§ Your objective
Write the listing below out again exactly, dropping the images.

§ Data entries
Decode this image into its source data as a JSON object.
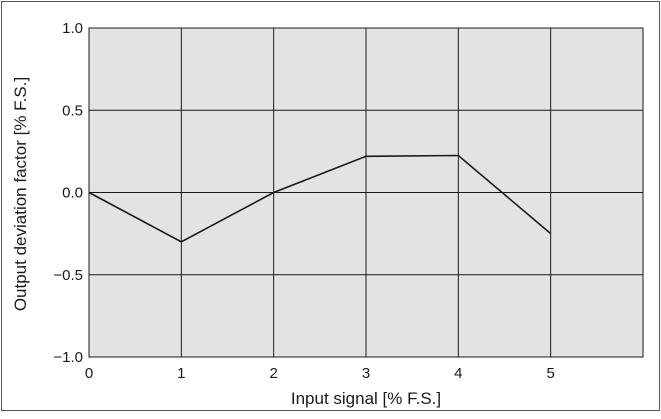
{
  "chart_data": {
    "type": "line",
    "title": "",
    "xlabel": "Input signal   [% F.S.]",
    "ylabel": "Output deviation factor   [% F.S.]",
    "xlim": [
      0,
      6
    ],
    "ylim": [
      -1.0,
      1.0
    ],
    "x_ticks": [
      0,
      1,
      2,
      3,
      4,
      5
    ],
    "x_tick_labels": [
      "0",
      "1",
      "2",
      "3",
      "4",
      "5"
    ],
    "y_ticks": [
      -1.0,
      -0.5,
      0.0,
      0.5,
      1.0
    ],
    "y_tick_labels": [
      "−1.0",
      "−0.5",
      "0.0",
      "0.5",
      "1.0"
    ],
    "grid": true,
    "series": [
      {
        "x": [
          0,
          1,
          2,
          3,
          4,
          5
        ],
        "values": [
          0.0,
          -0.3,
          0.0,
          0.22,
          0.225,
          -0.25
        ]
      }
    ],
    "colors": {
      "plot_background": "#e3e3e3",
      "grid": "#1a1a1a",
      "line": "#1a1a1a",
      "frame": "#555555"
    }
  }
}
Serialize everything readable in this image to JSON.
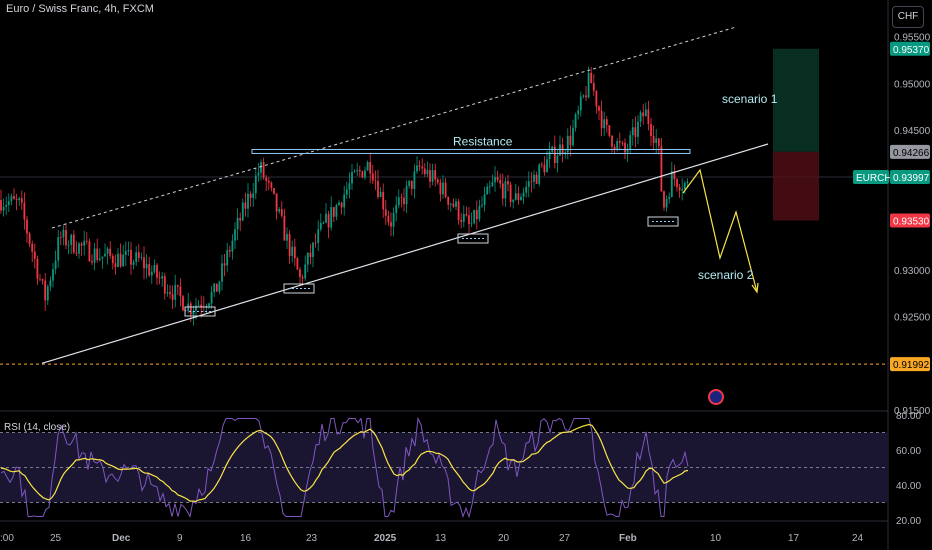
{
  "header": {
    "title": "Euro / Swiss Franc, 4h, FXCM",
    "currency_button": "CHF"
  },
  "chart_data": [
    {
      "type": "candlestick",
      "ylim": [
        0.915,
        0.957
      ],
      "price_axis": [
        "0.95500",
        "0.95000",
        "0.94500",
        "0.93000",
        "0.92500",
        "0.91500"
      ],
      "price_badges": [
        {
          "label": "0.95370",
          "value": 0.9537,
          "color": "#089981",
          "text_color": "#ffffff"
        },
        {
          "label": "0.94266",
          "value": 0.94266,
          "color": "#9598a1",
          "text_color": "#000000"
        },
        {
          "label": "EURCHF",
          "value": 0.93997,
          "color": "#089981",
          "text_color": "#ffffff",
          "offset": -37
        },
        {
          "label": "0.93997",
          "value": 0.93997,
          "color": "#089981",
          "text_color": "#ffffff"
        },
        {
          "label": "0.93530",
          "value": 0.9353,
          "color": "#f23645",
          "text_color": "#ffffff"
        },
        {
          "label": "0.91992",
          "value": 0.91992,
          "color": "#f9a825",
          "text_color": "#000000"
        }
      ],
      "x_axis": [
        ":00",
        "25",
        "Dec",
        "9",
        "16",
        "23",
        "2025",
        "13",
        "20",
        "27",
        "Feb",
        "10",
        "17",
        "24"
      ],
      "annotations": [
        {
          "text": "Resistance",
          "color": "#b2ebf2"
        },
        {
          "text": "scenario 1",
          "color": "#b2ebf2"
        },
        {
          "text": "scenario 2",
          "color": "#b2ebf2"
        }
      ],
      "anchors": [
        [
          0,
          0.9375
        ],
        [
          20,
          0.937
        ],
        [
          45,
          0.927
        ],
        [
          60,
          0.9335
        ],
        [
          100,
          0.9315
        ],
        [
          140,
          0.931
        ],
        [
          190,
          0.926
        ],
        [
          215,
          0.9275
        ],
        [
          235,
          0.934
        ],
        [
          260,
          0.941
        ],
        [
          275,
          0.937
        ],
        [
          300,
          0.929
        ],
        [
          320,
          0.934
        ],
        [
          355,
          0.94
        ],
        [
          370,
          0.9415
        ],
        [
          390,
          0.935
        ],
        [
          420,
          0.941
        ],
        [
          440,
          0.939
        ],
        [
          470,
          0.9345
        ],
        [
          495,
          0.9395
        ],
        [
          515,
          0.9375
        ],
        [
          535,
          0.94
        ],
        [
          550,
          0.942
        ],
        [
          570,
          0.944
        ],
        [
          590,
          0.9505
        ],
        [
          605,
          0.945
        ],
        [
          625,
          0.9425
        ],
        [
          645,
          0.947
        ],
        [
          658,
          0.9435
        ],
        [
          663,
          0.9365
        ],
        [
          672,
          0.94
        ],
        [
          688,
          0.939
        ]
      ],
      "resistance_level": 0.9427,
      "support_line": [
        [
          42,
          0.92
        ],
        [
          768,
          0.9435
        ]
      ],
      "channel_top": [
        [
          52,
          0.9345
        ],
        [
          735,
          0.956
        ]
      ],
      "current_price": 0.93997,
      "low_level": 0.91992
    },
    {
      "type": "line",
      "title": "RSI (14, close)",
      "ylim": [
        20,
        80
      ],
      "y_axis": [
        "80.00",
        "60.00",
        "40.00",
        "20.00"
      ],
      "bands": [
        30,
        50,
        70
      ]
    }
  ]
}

§ Exercise output
Decode this image into its source data as a JSON object.
{
  "chart_data": {
    "type": "line",
    "title": "",
    "xlabel": "Input signal   [% F.S.]",
    "ylabel": "Output deviation factor   [% F.S.]",
    "xlim": [
      0,
      6
    ],
    "ylim": [
      -1.0,
      1.0
    ],
    "x_ticks": [
      0,
      1,
      2,
      3,
      4,
      5
    ],
    "x_tick_labels": [
      "0",
      "1",
      "2",
      "3",
      "4",
      "5"
    ],
    "y_ticks": [
      -1.0,
      -0.5,
      0.0,
      0.5,
      1.0
    ],
    "y_tick_labels": [
      "−1.0",
      "−0.5",
      "0.0",
      "0.5",
      "1.0"
    ],
    "grid": true,
    "series": [
      {
        "x": [
          0,
          1,
          2,
          3,
          4,
          5
        ],
        "values": [
          0.0,
          -0.3,
          0.0,
          0.22,
          0.225,
          -0.25
        ]
      }
    ],
    "colors": {
      "plot_background": "#e3e3e3",
      "grid": "#1a1a1a",
      "line": "#1a1a1a",
      "frame": "#555555"
    }
  }
}
Serialize everything readable in this image to JSON.
{
  "header": {
    "title": "Euro / Swiss Franc, 4h, FXCM",
    "currency_button": "CHF"
  },
  "chart_data": [
    {
      "type": "candlestick",
      "ylim": [
        0.915,
        0.957
      ],
      "price_axis": [
        "0.95500",
        "0.95000",
        "0.94500",
        "0.93000",
        "0.92500",
        "0.91500"
      ],
      "price_badges": [
        {
          "label": "0.95370",
          "value": 0.9537,
          "color": "#089981",
          "text_color": "#ffffff"
        },
        {
          "label": "0.94266",
          "value": 0.94266,
          "color": "#9598a1",
          "text_color": "#000000"
        },
        {
          "label": "EURCHF",
          "value": 0.93997,
          "color": "#089981",
          "text_color": "#ffffff",
          "offset": -37
        },
        {
          "label": "0.93997",
          "value": 0.93997,
          "color": "#089981",
          "text_color": "#ffffff"
        },
        {
          "label": "0.93530",
          "value": 0.9353,
          "color": "#f23645",
          "text_color": "#ffffff"
        },
        {
          "label": "0.91992",
          "value": 0.91992,
          "color": "#f9a825",
          "text_color": "#000000"
        }
      ],
      "x_axis": [
        ":00",
        "25",
        "Dec",
        "9",
        "16",
        "23",
        "2025",
        "13",
        "20",
        "27",
        "Feb",
        "10",
        "17",
        "24"
      ],
      "annotations": [
        {
          "text": "Resistance",
          "color": "#b2ebf2"
        },
        {
          "text": "scenario 1",
          "color": "#b2ebf2"
        },
        {
          "text": "scenario 2",
          "color": "#b2ebf2"
        }
      ],
      "anchors": [
        [
          0,
          0.9375
        ],
        [
          20,
          0.937
        ],
        [
          45,
          0.927
        ],
        [
          60,
          0.9335
        ],
        [
          100,
          0.9315
        ],
        [
          140,
          0.931
        ],
        [
          190,
          0.926
        ],
        [
          215,
          0.9275
        ],
        [
          235,
          0.934
        ],
        [
          260,
          0.941
        ],
        [
          275,
          0.937
        ],
        [
          300,
          0.929
        ],
        [
          320,
          0.934
        ],
        [
          355,
          0.94
        ],
        [
          370,
          0.9415
        ],
        [
          390,
          0.935
        ],
        [
          420,
          0.941
        ],
        [
          440,
          0.939
        ],
        [
          470,
          0.9345
        ],
        [
          495,
          0.9395
        ],
        [
          515,
          0.9375
        ],
        [
          535,
          0.94
        ],
        [
          550,
          0.942
        ],
        [
          570,
          0.944
        ],
        [
          590,
          0.9505
        ],
        [
          605,
          0.945
        ],
        [
          625,
          0.9425
        ],
        [
          645,
          0.947
        ],
        [
          658,
          0.9435
        ],
        [
          663,
          0.9365
        ],
        [
          672,
          0.94
        ],
        [
          688,
          0.939
        ]
      ],
      "resistance_level": 0.9427,
      "support_line": [
        [
          42,
          0.92
        ],
        [
          768,
          0.9435
        ]
      ],
      "channel_top": [
        [
          52,
          0.9345
        ],
        [
          735,
          0.956
        ]
      ],
      "current_price": 0.93997,
      "low_level": 0.91992
    },
    {
      "type": "line",
      "title": "RSI (14, close)",
      "ylim": [
        20,
        80
      ],
      "y_axis": [
        "80.00",
        "60.00",
        "40.00",
        "20.00"
      ],
      "bands": [
        30,
        50,
        70
      ]
    }
  ]
}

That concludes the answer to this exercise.